Dataset:
BEGIN

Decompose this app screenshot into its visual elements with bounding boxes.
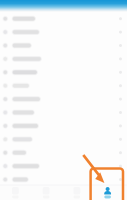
button[interactable]: Me bbox=[92, 186, 123, 200]
button[interactable] bbox=[0, 159, 127, 173]
button[interactable] bbox=[0, 133, 127, 146]
button[interactable]: Tab bbox=[62, 186, 92, 200]
button[interactable] bbox=[0, 25, 127, 39]
button[interactable] bbox=[0, 92, 127, 106]
button[interactable] bbox=[0, 146, 127, 159]
button[interactable] bbox=[0, 52, 127, 66]
button[interactable] bbox=[0, 39, 127, 52]
button[interactable] bbox=[0, 79, 127, 92]
button[interactable] bbox=[0, 66, 127, 79]
button[interactable] bbox=[0, 12, 127, 25]
button[interactable] bbox=[0, 173, 127, 186]
button[interactable] bbox=[0, 106, 127, 119]
button[interactable] bbox=[0, 119, 127, 133]
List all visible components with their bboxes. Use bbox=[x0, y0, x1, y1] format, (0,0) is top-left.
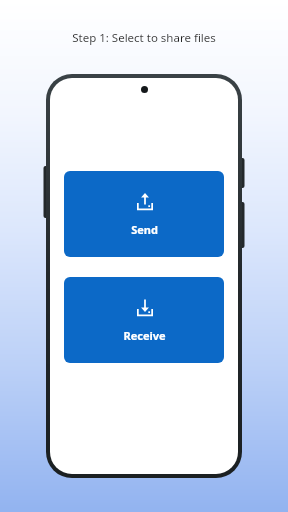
staticText: Receive bbox=[123, 328, 166, 343]
staticText: Step 1: Select to share files bbox=[72, 30, 216, 46]
button[interactable]: Send bbox=[64, 171, 224, 257]
staticText: Send bbox=[131, 222, 158, 237]
other: Send bbox=[134, 191, 156, 213]
button[interactable]: Receive bbox=[64, 277, 224, 363]
other: Receive bbox=[134, 297, 156, 319]
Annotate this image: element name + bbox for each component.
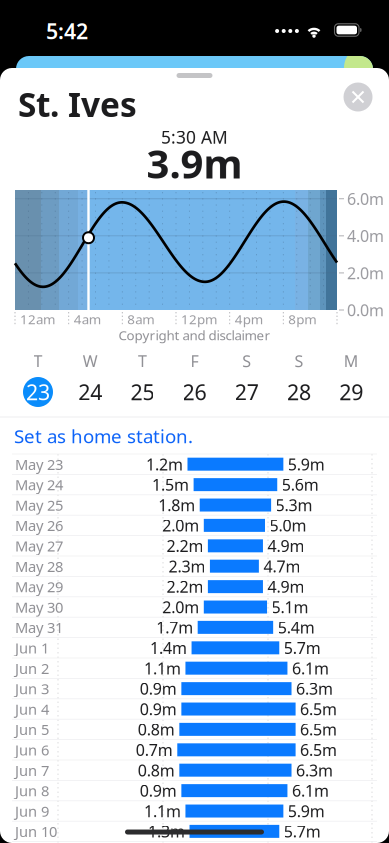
staticText: Jun 10: [15, 822, 57, 841]
staticText: May 28: [15, 556, 63, 576]
button[interactable]: S: [273, 352, 325, 402]
staticText: S: [242, 350, 251, 372]
staticText: 1.7m: [156, 617, 193, 638]
staticText: 12am: [20, 310, 55, 328]
staticText: 6.5m: [300, 698, 337, 720]
staticText: 5:42: [46, 17, 88, 45]
staticText: 0.7m: [136, 739, 173, 760]
staticText: 5.7m: [284, 637, 321, 658]
staticText: Copyright and disclaimer: [118, 326, 270, 344]
staticText: May 30: [15, 597, 63, 617]
staticText: 4.0m: [347, 225, 384, 246]
staticText: 6.5m: [300, 719, 337, 740]
staticText: 2.2m: [166, 576, 203, 597]
staticText: W: [83, 350, 98, 372]
staticText: May 31: [15, 618, 63, 637]
staticText: 1.1m: [144, 658, 181, 679]
staticText: 5.4m: [278, 617, 315, 638]
staticText: 26: [183, 378, 207, 406]
staticText: Jun 2: [15, 658, 49, 678]
staticText: May 24: [15, 475, 63, 494]
staticText: 2.0m: [162, 596, 199, 618]
staticText: 1.1m: [144, 800, 181, 822]
staticText: 2.0m: [347, 262, 384, 284]
staticText: 8pm: [288, 310, 316, 328]
staticText: 24: [78, 378, 102, 406]
staticText: 5.6m: [282, 474, 319, 495]
staticText: 4am: [74, 310, 101, 328]
staticText: 1.4m: [150, 637, 187, 658]
staticText: 0.8m: [138, 719, 175, 740]
staticText: 12pm: [181, 310, 217, 328]
staticText: 25: [130, 378, 154, 406]
staticText: 5.9m: [288, 800, 325, 822]
button[interactable]: Close: [341, 80, 375, 114]
staticText: Set as home station.: [14, 424, 193, 448]
staticText: Jun 8: [15, 781, 49, 800]
button[interactable]: Set as home station.: [0, 421, 389, 451]
staticText: May 27: [15, 536, 63, 556]
staticText: 0.0m: [347, 299, 384, 321]
staticText: 0.9m: [140, 678, 177, 699]
staticText: 6.1m: [292, 780, 329, 801]
staticText: Jun 9: [15, 801, 49, 821]
staticText: 5:30 AM: [161, 126, 228, 148]
staticText: M: [344, 350, 359, 372]
staticText: 28: [287, 378, 311, 406]
button[interactable]: W: [64, 352, 116, 402]
staticText: T: [34, 350, 42, 372]
staticText: May 26: [15, 516, 63, 535]
staticText: May 29: [15, 577, 63, 596]
staticText: 3.9m: [146, 136, 242, 190]
staticText: F: [191, 350, 199, 372]
staticText: 5.0m: [270, 515, 306, 536]
staticText: 1.2m: [146, 454, 183, 475]
staticText: 2.2m: [166, 535, 203, 556]
staticText: 2.0m: [162, 515, 199, 536]
button[interactable]: S: [221, 352, 273, 402]
staticText: 8am: [127, 310, 154, 328]
staticText: 4pm: [235, 310, 263, 328]
staticText: 6.1m: [292, 658, 329, 679]
button[interactable]: F: [169, 352, 221, 402]
staticText: May 25: [15, 495, 63, 515]
staticText: 27: [235, 378, 259, 406]
button[interactable]: T: [12, 352, 64, 402]
button[interactable]: T: [116, 352, 168, 402]
staticText: S: [294, 350, 304, 372]
staticText: 1.5m: [152, 474, 189, 495]
staticText: Jun 1: [15, 638, 49, 658]
staticText: 1.3m: [148, 821, 185, 842]
staticText: 6.0m: [347, 188, 384, 209]
staticText: 6.5m: [300, 739, 337, 760]
staticText: St. Ives: [18, 82, 137, 126]
staticText: 29: [339, 378, 363, 406]
staticText: 4.9m: [268, 535, 304, 556]
button[interactable]: M: [325, 352, 377, 402]
staticText: May 23: [15, 454, 63, 474]
staticText: 0.9m: [140, 780, 177, 801]
staticText: 6.3m: [296, 760, 333, 781]
staticText: 0.8m: [138, 760, 175, 781]
staticText: T: [138, 350, 147, 372]
staticText: 23: [26, 378, 50, 406]
staticText: 6.3m: [296, 678, 333, 699]
staticText: Jun 4: [15, 699, 49, 719]
staticText: 2.3m: [168, 556, 205, 577]
staticText: 0.9m: [140, 698, 177, 720]
staticText: 5.3m: [276, 494, 313, 516]
staticText: Jun 3: [15, 679, 49, 698]
staticText: Jun 5: [15, 720, 49, 739]
staticText: 4.7m: [263, 556, 300, 577]
staticText: 5.1m: [272, 596, 308, 618]
staticText: 5.7m: [284, 821, 321, 842]
staticText: Jun 7: [15, 760, 49, 780]
staticText: Jun 6: [15, 740, 49, 760]
staticText: 1.8m: [158, 494, 195, 516]
staticText: 5.9m: [288, 454, 325, 475]
staticText: 4.9m: [268, 576, 304, 597]
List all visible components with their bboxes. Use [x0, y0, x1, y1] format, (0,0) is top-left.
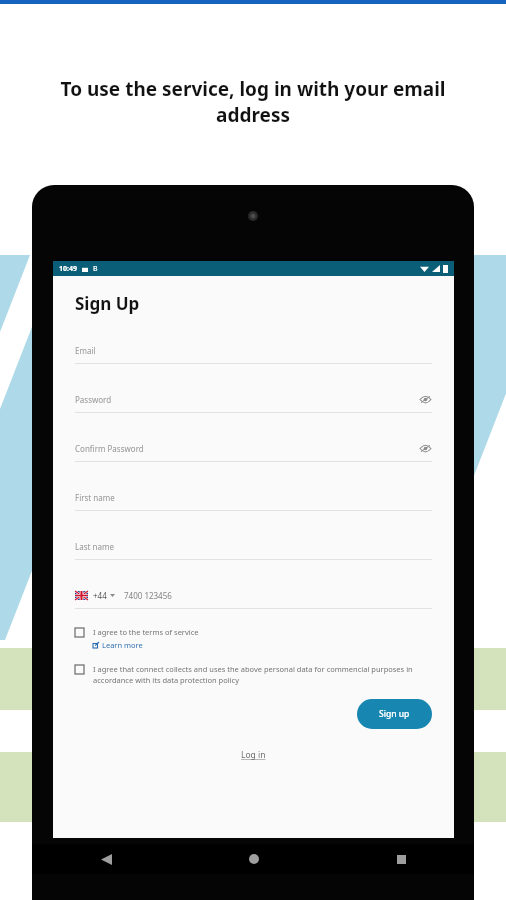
button[interactable]: Log in: [237, 745, 270, 765]
button[interactable]: Confirm Password: [75, 435, 432, 484]
button[interactable]: Home: [237, 844, 271, 874]
staticText: Confirm Password: [75, 443, 144, 454]
staticText: Sign Up: [75, 292, 140, 315]
staticText: +44: [93, 590, 107, 601]
staticText: Sign up: [379, 708, 410, 720]
staticText: Email: [75, 345, 96, 356]
button[interactable]: I agree that connect collects and uses t…: [75, 664, 432, 685]
other: Toggle visibility: [418, 392, 432, 406]
button[interactable]: Last name: [75, 533, 432, 582]
staticText: First name: [75, 492, 115, 503]
staticText: Log in: [241, 749, 266, 761]
button[interactable]: Sign up: [357, 699, 432, 729]
button[interactable]: +44: [75, 582, 432, 609]
staticText: I agree that connect collects and uses t…: [93, 664, 432, 685]
staticText: To use the service, log in with your ema…: [28, 76, 478, 128]
staticText: Last name: [75, 541, 114, 552]
staticText: I agree to the terms of service: [93, 627, 199, 637]
button[interactable]: Back: [89, 844, 123, 874]
staticText: B: [93, 264, 98, 274]
staticText: 7400 123456: [124, 590, 172, 601]
button[interactable]: First name: [75, 484, 432, 533]
button[interactable]: Email: [75, 337, 432, 386]
button[interactable]: Password: [75, 386, 432, 435]
other: Toggle visibility: [418, 441, 432, 455]
button[interactable]: I agree to the terms of service: [75, 627, 432, 650]
button[interactable]: Recents: [384, 844, 418, 874]
staticText: Password: [75, 394, 112, 405]
staticText: Learn more: [102, 640, 143, 650]
staticText: 10:49: [59, 264, 77, 274]
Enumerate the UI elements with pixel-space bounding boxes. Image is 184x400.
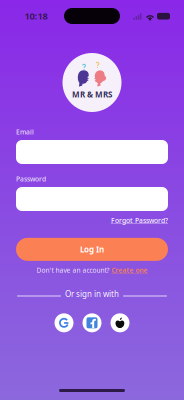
button[interactable]: Password field [16,187,168,211]
staticText: MR & MRS [72,89,112,100]
button[interactable]: Sign in with Google [54,313,74,332]
staticText: Don't have an account? [36,266,110,275]
staticText: Forgot Password? [111,216,168,225]
staticText: Create one [112,266,148,275]
button[interactable]: Sign in with Apple [110,313,130,332]
button[interactable]: Sign in with Facebook [82,313,102,332]
button[interactable]: Create one [112,266,148,275]
button[interactable]: Forgot Password? [111,216,168,225]
staticText: Password [16,175,46,184]
staticText: Log In [80,244,104,255]
staticText: 10:18 [24,10,48,22]
button[interactable]: Log In [16,238,168,261]
button[interactable]: Email field [16,140,168,164]
staticText: Email [16,128,34,136]
staticText: Or sign in with [65,289,119,299]
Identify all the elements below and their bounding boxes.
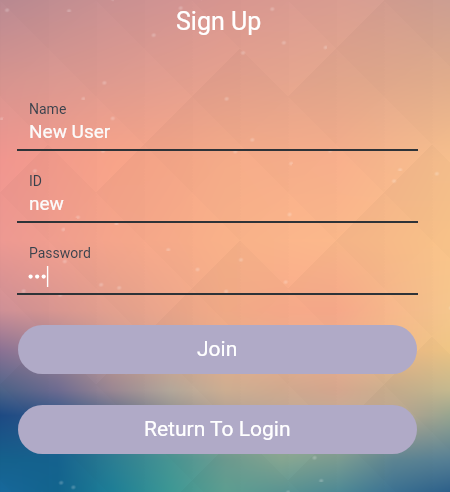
staticText: Return To Login	[144, 417, 291, 442]
staticText: new	[29, 192, 64, 214]
button[interactable]: Join	[18, 325, 417, 374]
staticText: Password	[29, 245, 91, 261]
staticText: ID	[29, 173, 42, 189]
staticText: Sign Up	[176, 7, 262, 36]
staticText: Join	[197, 337, 238, 362]
staticText: New User	[29, 120, 111, 142]
button[interactable]: Return To Login	[18, 405, 417, 454]
staticText: Name	[29, 101, 67, 117]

END

Problem to solve: Copy the data exactly, starting at the line that contains "staticText: Jun 10: [15, 822, 57, 841]" and ending at the line that contains "staticText: 5:42: [46, 17, 88, 45]", with both of those lines included.

The result:
staticText: Jun 10: [15, 822, 57, 841]
staticText: May 28: [15, 556, 63, 576]
button[interactable]: S: [273, 352, 325, 402]
staticText: S: [242, 350, 251, 372]
staticText: 1.7m: [156, 617, 193, 638]
staticText: 12am: [20, 310, 55, 328]
staticText: 6.5m: [300, 698, 337, 720]
staticText: 5:42: [46, 17, 88, 45]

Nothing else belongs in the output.